→ **PROBLEM**
Output all records precisely as written.

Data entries
#####

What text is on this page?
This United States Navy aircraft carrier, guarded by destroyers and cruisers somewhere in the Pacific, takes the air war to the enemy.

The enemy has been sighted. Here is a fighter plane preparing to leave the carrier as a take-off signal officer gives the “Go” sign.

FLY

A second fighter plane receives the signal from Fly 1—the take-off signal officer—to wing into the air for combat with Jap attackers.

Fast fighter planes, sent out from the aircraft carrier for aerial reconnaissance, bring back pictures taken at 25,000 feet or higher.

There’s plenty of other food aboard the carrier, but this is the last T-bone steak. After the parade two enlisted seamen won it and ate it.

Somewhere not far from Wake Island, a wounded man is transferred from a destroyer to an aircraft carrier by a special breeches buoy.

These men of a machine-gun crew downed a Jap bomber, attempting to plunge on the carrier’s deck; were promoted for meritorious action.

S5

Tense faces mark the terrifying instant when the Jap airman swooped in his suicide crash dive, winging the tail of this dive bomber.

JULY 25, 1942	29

#####

→ **EXERCISE RESULT**
What text is on this page?
This United States Navy aircraft carrier, guarded by destroyers and cruisers somewhere in the Pacific, takes the air war to the enemy.

The enemy has been sighted. Here is a fighter plane preparing to leave the carrier as a take-off signal officer gives the “Go” sign.

FLY

A second fighter plane receives the signal from Fly 1—the take-off signal officer—to wing into the air for combat with Jap attackers.

Fast fighter planes, sent out from the aircraft carrier for aerial reconnaissance, bring back pictures taken at 25,000 feet or higher.

There’s plenty of other food aboard the carrier, but this is the last T-bone steak. After the parade two enlisted seamen won it and ate it.

Somewhere not far from Wake Island, a wounded man is transferred from a destroyer to an aircraft carrier by a special breeches buoy.

These men of a machine-gun crew downed a Jap bomber, attempting to plunge on the carrier’s deck; were promoted for meritorious action.

S5

Tense faces mark the terrifying instant when the Jap airman swooped in his suicide crash dive, winging the tail of this dive bomber.

JULY 25, 1942	29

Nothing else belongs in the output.